Exercise aim: Take down each entry exactly as written.

# start of Extracted entries

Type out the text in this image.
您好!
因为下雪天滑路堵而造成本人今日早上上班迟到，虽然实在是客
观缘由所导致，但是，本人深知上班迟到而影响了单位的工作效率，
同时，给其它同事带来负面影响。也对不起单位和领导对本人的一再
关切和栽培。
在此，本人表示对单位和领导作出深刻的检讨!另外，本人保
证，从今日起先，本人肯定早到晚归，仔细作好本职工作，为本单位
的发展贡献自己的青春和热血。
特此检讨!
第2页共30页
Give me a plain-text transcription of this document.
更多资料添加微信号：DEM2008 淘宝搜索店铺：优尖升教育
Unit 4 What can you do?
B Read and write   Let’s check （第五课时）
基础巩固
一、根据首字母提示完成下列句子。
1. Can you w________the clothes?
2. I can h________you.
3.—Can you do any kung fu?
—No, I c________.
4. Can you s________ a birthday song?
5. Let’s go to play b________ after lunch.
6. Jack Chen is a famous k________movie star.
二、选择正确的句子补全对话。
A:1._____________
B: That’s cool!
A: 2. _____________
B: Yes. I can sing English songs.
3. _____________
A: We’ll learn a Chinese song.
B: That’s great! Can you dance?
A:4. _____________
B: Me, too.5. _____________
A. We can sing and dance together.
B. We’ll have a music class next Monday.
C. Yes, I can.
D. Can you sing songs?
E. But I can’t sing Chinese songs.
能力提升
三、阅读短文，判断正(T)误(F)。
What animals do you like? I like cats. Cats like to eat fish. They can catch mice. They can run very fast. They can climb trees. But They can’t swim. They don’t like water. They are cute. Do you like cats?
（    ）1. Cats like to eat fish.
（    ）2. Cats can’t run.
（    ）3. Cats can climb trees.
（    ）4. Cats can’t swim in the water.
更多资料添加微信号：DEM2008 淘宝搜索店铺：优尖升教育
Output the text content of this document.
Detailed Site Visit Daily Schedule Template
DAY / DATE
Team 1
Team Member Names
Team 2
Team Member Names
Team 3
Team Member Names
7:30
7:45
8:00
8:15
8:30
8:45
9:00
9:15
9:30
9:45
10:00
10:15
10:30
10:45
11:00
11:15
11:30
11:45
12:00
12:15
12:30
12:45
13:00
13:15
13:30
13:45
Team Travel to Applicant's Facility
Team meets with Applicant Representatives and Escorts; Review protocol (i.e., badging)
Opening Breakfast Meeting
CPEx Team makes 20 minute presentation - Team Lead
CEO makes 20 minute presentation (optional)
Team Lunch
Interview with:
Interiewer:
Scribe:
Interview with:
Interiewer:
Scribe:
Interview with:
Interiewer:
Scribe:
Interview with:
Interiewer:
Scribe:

# end of Extracted entries

Finished exercise:
Type out the text in this image.
您好!
因为下雪天滑路堵而造成本人今日早上上班迟到，虽然实在是客
观缘由所导致，但是，本人深知上班迟到而影响了单位的工作效率，
同时，给其它同事带来负面影响。也对不起单位和领导对本人的一再
关切和栽培。
在此，本人表示对单位和领导作出深刻的检讨!另外，本人保
证，从今日起先，本人肯定早到晚归，仔细作好本职工作，为本单位
的发展贡献自己的青春和热血。
特此检讨!
第2页共30页
Give me a plain-text transcription of this document.
更多资料添加微信号：DEM2008 淘宝搜索店铺：优尖升教育
Unit 4 What can you do?
B Read and write   Let’s check （第五课时）
基础巩固
一、根据首字母提示完成下列句子。
1. Can you w________the clothes?
2. I can h________you.
3.—Can you do any kung fu?
—No, I c________.
4. Can you s________ a birthday song?
5. Let’s go to play b________ after lunch.
6. Jack Chen is a famous k________movie star.
二、选择正确的句子补全对话。
A:1._____________
B: That’s cool!
A: 2. _____________
B: Yes. I can sing English songs.
3. _____________
A: We’ll learn a Chinese song.
B: That’s great! Can you dance?
A:4. _____________
B: Me, too.5. _____________
A. We can sing and dance together.
B. We’ll have a music class next Monday.
C. Yes, I can.
D. Can you sing songs?
E. But I can’t sing Chinese songs.
能力提升
三、阅读短文，判断正(T)误(F)。
What animals do you like? I like cats. Cats like to eat fish. They can catch mice. They can run very fast. They can climb trees. But They can’t swim. They don’t like water. They are cute. Do you like cats?
（    ）1. Cats like to eat fish.
（    ）2. Cats can’t run.
（    ）3. Cats can climb trees.
（    ）4. Cats can’t swim in the water.
更多资料添加微信号：DEM2008 淘宝搜索店铺：优尖升教育
Output the text content of this document.
Detailed Site Visit Daily Schedule Template
DAY / DATE
Team 1
Team Member Names
Team 2
Team Member Names
Team 3
Team Member Names
7:30
7:45
8:00
8:15
8:30
8:45
9:00
9:15
9:30
9:45
10:00
10:15
10:30
10:45
11:00
11:15
11:30
11:45
12:00
12:15
12:30
12:45
13:00
13:15
13:30
13:45
Team Travel to Applicant's Facility
Team meets with Applicant Representatives and Escorts; Review protocol (i.e., badging)
Opening Breakfast Meeting
CPEx Team makes 20 minute presentation - Team Lead
CEO makes 20 minute presentation (optional)
Team Lunch
Interview with:
Interiewer:
Scribe:
Interview with:
Interiewer:
Scribe:
Interview with:
Interiewer:
Scribe:
Interview with:
Interiewer:
Scribe:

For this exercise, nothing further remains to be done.